» Exercise description
Return all lines with the word "this" in them.

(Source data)

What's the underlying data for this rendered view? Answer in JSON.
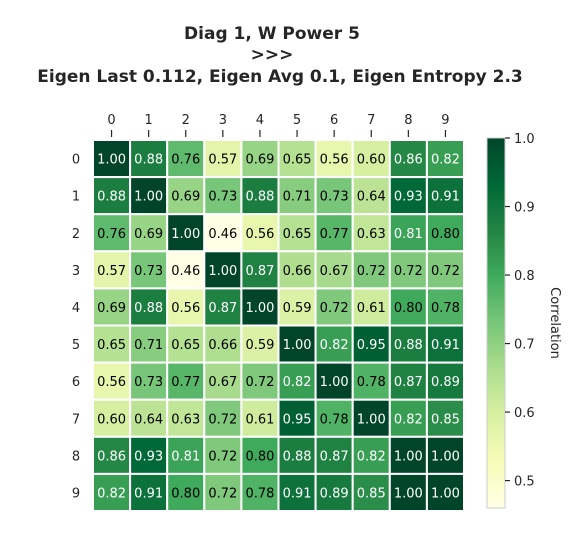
{
  "chart_data": {
    "type": "heatmap",
    "title_lines": [
      "Diag 1, W Power 5",
      ">>>",
      "Eigen Last 0.112, Eigen Avg 0.1, Eigen Entropy 2.3"
    ],
    "x_labels": [
      "0",
      "1",
      "2",
      "3",
      "4",
      "5",
      "6",
      "7",
      "8",
      "9"
    ],
    "y_labels": [
      "0",
      "1",
      "2",
      "3",
      "4",
      "5",
      "6",
      "7",
      "8",
      "9"
    ],
    "values": [
      [
        1.0,
        0.88,
        0.76,
        0.57,
        0.69,
        0.65,
        0.56,
        0.6,
        0.86,
        0.82
      ],
      [
        0.88,
        1.0,
        0.69,
        0.73,
        0.88,
        0.71,
        0.73,
        0.64,
        0.93,
        0.91
      ],
      [
        0.76,
        0.69,
        1.0,
        0.46,
        0.56,
        0.65,
        0.77,
        0.63,
        0.81,
        0.8
      ],
      [
        0.57,
        0.73,
        0.46,
        1.0,
        0.87,
        0.66,
        0.67,
        0.72,
        0.72,
        0.72
      ],
      [
        0.69,
        0.88,
        0.56,
        0.87,
        1.0,
        0.59,
        0.72,
        0.61,
        0.8,
        0.78
      ],
      [
        0.65,
        0.71,
        0.65,
        0.66,
        0.59,
        1.0,
        0.82,
        0.95,
        0.88,
        0.91
      ],
      [
        0.56,
        0.73,
        0.77,
        0.67,
        0.72,
        0.82,
        1.0,
        0.78,
        0.87,
        0.89
      ],
      [
        0.6,
        0.64,
        0.63,
        0.72,
        0.61,
        0.95,
        0.78,
        1.0,
        0.82,
        0.85
      ],
      [
        0.86,
        0.93,
        0.81,
        0.72,
        0.8,
        0.88,
        0.87,
        0.82,
        1.0,
        1.0
      ],
      [
        0.82,
        0.91,
        0.8,
        0.72,
        0.78,
        0.91,
        0.89,
        0.85,
        1.0,
        1.0
      ]
    ],
    "colorbar": {
      "label": "Correlation",
      "ticks": [
        "0.5",
        "0.6",
        "0.7",
        "0.8",
        "0.9",
        "1.0"
      ],
      "range": [
        0.46,
        1.0
      ],
      "colormap": "YlGn"
    }
  }
}
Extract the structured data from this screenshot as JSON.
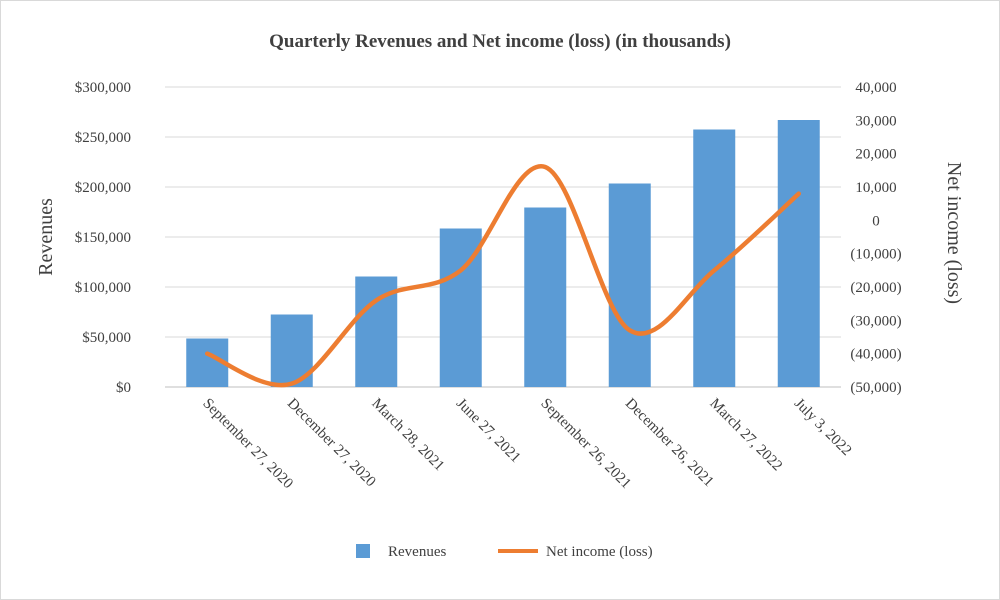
{
  "chart_data": {
    "type": "bar+line",
    "title": "Quarterly Revenues and Net income (loss) (in thousands)",
    "categories": [
      "September 27, 2020",
      "December 27, 2020",
      "March 28, 2021",
      "June 27, 2021",
      "September 26, 2021",
      "December 26, 2021",
      "March 27, 2022",
      "July 3, 2022"
    ],
    "series": [
      {
        "name": "Revenues",
        "type": "bar",
        "axis": "left",
        "color": "#5b9bd5",
        "values": [
          48500,
          72500,
          110500,
          158500,
          179500,
          203500,
          257500,
          267000
        ]
      },
      {
        "name": "Net income (loss)",
        "type": "line",
        "axis": "right",
        "color": "#ed7d31",
        "values": [
          -40000,
          -49000,
          -24000,
          -15000,
          16000,
          -33000,
          -15000,
          8000
        ]
      }
    ],
    "y_left": {
      "label": "Revenues",
      "ylim": [
        0,
        300000
      ],
      "ticks": [
        0,
        50000,
        100000,
        150000,
        200000,
        250000,
        300000
      ],
      "tick_labels": [
        "$0",
        "$50,000",
        "$100,000",
        "$150,000",
        "$200,000",
        "$250,000",
        "$300,000"
      ]
    },
    "y_right": {
      "label": "Net income (loss)",
      "ylim": [
        -50000,
        40000
      ],
      "ticks": [
        -50000,
        -40000,
        -30000,
        -20000,
        -10000,
        0,
        10000,
        20000,
        30000,
        40000
      ],
      "tick_labels": [
        "(50,000)",
        "(40,000)",
        "(30,000)",
        "(20,000)",
        "(10,000)",
        "0",
        "10,000",
        "20,000",
        "30,000",
        "40,000"
      ]
    },
    "grid": true,
    "legend": {
      "position": "bottom",
      "entries": [
        "Revenues",
        "Net income (loss)"
      ]
    }
  }
}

» Complete answer
What's the underlying data for this rendered view? Answer in JSON.
Extract the structured data from this screenshot as JSON.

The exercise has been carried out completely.